> _TASK STATEMENT_
Please give everything from the line that contains "Enumerate the UI" down to the line that contains "legend-label: Land-based Platforms" as a two-column CSV with the headers input and output, one line for each text paired with its answer. Put each value in a single quoted field, with any line breaks turned into spaces.

> _RECORDS_
========================================================================
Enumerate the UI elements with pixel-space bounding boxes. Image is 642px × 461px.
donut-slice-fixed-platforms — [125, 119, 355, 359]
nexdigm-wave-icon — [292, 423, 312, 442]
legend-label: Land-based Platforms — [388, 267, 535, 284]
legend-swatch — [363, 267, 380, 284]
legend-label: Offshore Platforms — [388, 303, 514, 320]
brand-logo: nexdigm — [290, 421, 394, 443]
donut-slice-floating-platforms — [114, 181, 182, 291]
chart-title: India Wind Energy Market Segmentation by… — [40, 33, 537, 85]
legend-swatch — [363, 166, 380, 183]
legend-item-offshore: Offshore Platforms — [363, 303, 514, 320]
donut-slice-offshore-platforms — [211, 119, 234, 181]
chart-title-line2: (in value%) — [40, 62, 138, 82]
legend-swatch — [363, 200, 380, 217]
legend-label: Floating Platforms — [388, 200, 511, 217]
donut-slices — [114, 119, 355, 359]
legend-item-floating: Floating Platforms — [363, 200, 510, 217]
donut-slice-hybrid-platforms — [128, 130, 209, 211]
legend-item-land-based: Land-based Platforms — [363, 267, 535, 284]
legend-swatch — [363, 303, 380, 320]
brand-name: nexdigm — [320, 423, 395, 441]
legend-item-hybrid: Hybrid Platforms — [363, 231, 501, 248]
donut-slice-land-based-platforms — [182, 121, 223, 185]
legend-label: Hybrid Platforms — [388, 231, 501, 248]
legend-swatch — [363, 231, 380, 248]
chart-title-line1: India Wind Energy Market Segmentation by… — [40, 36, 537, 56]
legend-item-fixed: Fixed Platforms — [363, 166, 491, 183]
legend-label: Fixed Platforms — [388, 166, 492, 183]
========================================================================
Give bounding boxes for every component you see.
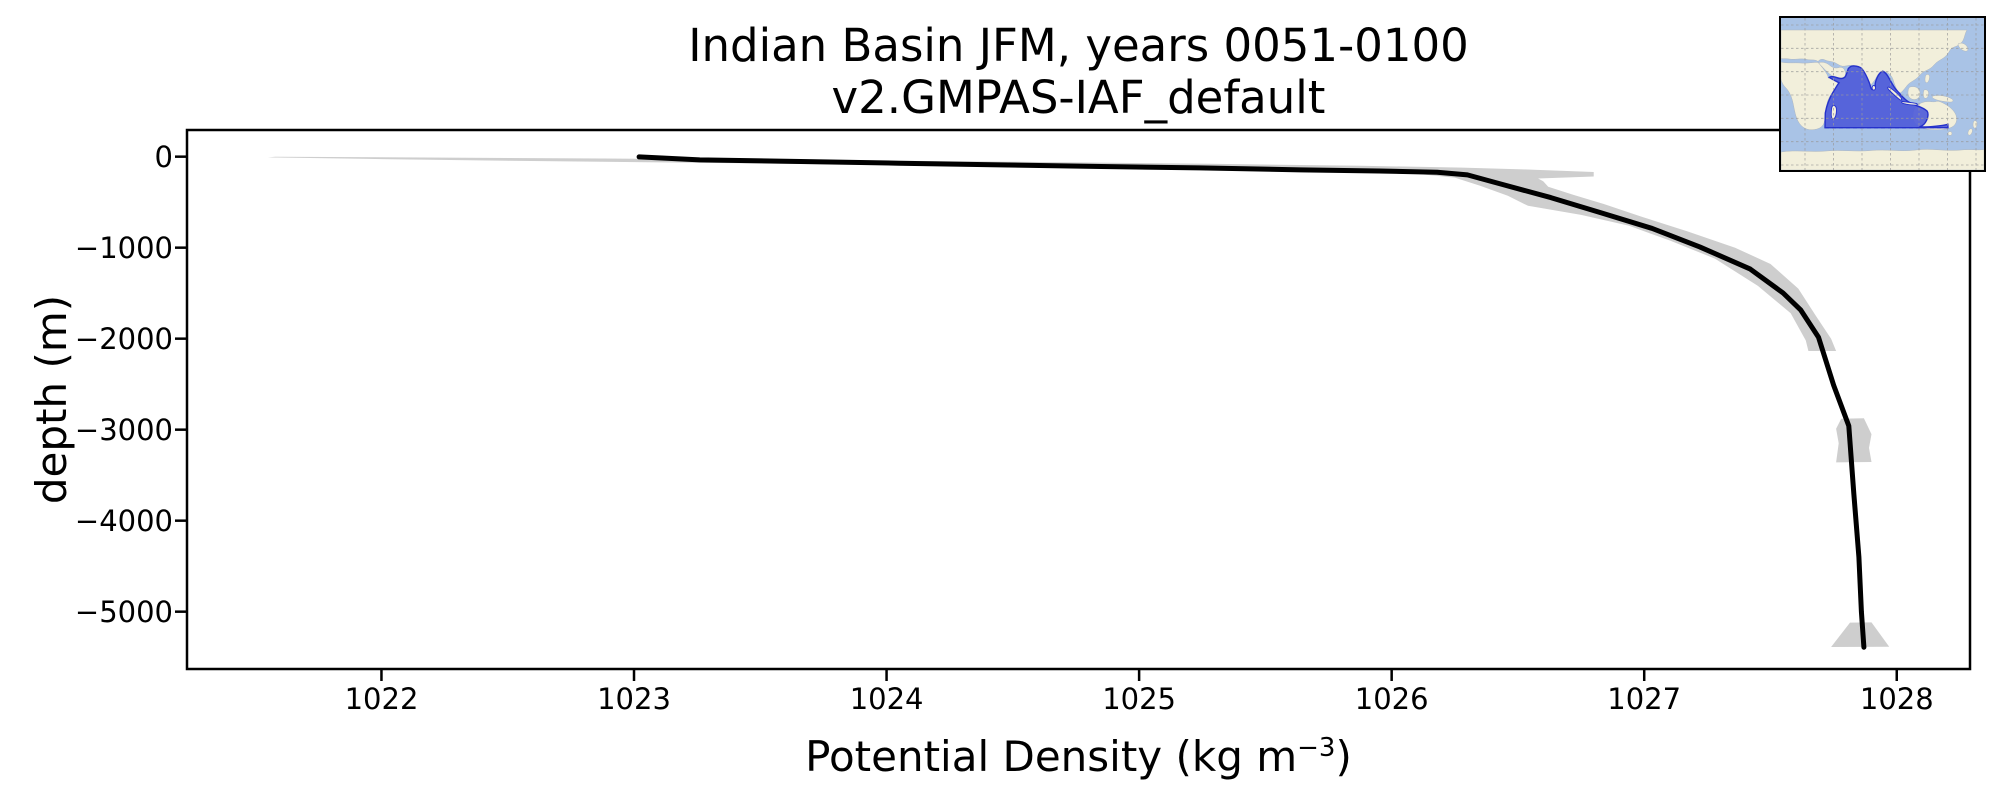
========================================================================
> _SOLUTION TO THIS EXERCISE_
input,output
"Enumerate the UI elements with pixel-space bounding boxes. Image is 642px × 461px.","donut-slice-fixed-platforms — [125, 119, 355, 359] nexdigm-wave-icon — [292, 423, 312, 442] legend-label: Land-based Platforms — [388, 267, 535, 284]"